- Objective -
Search the material for the string "SMYLE", then return every line where it is found.

====== Provided material ======

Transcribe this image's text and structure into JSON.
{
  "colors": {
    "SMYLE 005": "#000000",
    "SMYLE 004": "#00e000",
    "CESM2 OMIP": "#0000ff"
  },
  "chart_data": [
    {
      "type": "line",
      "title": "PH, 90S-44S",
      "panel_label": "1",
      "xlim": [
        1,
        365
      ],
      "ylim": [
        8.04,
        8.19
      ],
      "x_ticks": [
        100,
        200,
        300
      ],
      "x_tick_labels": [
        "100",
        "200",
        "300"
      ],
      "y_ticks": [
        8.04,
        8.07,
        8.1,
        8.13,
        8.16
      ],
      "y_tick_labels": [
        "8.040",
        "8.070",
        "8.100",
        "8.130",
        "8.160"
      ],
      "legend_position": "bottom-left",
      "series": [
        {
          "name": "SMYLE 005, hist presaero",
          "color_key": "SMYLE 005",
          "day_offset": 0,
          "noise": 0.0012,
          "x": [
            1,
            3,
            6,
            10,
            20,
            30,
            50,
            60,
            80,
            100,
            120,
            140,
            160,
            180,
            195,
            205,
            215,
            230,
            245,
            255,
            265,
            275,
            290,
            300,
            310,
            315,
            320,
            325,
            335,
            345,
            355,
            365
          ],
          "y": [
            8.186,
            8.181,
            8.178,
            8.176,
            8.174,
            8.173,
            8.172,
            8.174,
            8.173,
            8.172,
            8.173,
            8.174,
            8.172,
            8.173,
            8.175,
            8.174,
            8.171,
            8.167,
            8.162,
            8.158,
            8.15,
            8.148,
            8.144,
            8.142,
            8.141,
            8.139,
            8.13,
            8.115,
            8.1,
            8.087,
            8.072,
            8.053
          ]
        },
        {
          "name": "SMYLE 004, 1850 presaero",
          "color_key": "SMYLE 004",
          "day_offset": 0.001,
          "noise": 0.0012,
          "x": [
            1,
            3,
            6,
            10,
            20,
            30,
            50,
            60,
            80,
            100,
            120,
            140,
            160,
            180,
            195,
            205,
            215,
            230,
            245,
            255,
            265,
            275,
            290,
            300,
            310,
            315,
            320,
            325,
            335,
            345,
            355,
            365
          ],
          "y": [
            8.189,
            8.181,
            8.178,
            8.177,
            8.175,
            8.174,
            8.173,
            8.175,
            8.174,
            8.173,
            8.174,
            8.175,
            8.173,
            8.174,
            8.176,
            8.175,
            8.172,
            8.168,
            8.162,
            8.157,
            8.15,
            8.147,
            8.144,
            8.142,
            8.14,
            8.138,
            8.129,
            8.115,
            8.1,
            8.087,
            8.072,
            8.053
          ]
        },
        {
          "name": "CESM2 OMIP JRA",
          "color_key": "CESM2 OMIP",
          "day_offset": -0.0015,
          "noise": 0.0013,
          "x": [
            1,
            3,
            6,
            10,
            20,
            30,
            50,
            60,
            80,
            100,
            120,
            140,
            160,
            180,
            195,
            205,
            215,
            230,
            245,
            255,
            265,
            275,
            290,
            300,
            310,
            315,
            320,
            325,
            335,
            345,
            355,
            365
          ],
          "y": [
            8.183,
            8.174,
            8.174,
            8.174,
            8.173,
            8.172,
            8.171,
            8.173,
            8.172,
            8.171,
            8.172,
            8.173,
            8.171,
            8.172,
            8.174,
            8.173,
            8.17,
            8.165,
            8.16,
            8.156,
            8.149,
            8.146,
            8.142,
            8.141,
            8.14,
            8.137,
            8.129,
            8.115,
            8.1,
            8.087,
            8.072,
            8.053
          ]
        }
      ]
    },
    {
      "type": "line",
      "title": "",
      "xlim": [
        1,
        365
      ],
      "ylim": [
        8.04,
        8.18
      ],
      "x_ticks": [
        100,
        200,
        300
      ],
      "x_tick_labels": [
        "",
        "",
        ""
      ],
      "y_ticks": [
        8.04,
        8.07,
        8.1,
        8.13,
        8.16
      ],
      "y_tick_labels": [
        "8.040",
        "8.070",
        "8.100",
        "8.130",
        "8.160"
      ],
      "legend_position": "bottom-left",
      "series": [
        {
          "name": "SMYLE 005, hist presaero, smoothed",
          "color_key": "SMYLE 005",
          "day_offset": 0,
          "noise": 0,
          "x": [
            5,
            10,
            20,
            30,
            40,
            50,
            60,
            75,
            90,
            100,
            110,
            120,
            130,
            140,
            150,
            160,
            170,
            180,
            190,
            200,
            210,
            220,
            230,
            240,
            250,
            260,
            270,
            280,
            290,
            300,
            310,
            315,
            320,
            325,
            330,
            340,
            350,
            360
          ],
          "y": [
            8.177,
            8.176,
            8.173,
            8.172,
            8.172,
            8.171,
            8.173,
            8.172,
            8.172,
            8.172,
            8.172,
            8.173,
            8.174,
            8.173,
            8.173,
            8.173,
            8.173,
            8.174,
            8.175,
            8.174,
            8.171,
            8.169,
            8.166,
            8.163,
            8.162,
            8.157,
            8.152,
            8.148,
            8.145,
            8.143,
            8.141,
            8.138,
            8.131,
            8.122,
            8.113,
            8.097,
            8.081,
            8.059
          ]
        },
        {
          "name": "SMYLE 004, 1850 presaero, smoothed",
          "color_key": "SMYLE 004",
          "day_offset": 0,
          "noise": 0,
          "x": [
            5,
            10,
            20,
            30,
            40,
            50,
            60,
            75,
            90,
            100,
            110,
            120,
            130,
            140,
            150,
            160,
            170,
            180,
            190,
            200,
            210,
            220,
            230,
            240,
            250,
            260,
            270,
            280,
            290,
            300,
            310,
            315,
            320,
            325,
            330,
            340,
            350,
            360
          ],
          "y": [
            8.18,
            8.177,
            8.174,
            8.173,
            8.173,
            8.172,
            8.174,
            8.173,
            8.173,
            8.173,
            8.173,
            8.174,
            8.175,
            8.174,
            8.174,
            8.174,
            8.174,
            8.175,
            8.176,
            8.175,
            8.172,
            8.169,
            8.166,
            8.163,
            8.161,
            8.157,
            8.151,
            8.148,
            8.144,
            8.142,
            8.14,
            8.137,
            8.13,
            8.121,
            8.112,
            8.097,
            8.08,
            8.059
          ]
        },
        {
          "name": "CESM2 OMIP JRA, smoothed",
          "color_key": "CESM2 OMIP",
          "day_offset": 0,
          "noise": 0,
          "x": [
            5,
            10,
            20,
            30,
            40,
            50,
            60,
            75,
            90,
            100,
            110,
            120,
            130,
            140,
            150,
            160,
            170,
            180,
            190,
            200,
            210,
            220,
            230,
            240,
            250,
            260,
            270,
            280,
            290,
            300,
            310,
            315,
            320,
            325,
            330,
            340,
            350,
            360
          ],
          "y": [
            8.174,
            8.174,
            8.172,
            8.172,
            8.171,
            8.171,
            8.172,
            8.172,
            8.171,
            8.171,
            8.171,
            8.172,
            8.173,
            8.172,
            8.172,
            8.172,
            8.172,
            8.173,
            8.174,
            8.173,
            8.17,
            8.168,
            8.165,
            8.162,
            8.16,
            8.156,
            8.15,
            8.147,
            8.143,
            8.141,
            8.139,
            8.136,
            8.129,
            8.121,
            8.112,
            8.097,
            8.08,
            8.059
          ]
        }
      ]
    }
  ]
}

======

- Solution to this exercise -
    "SMYLE 005": "#000000",
    "SMYLE 004": "#00e000",
          "name": "SMYLE 005, hist presaero",
          "color_key": "SMYLE 005",
          "name": "SMYLE 004, 1850 presaero",
          "color_key": "SMYLE 004",
          "name": "SMYLE 005, hist presaero, smoothed",
          "color_key": "SMYLE 005",
          "name": "SMYLE 004, 1850 presaero, smoothed",
          "color_key": "SMYLE 004",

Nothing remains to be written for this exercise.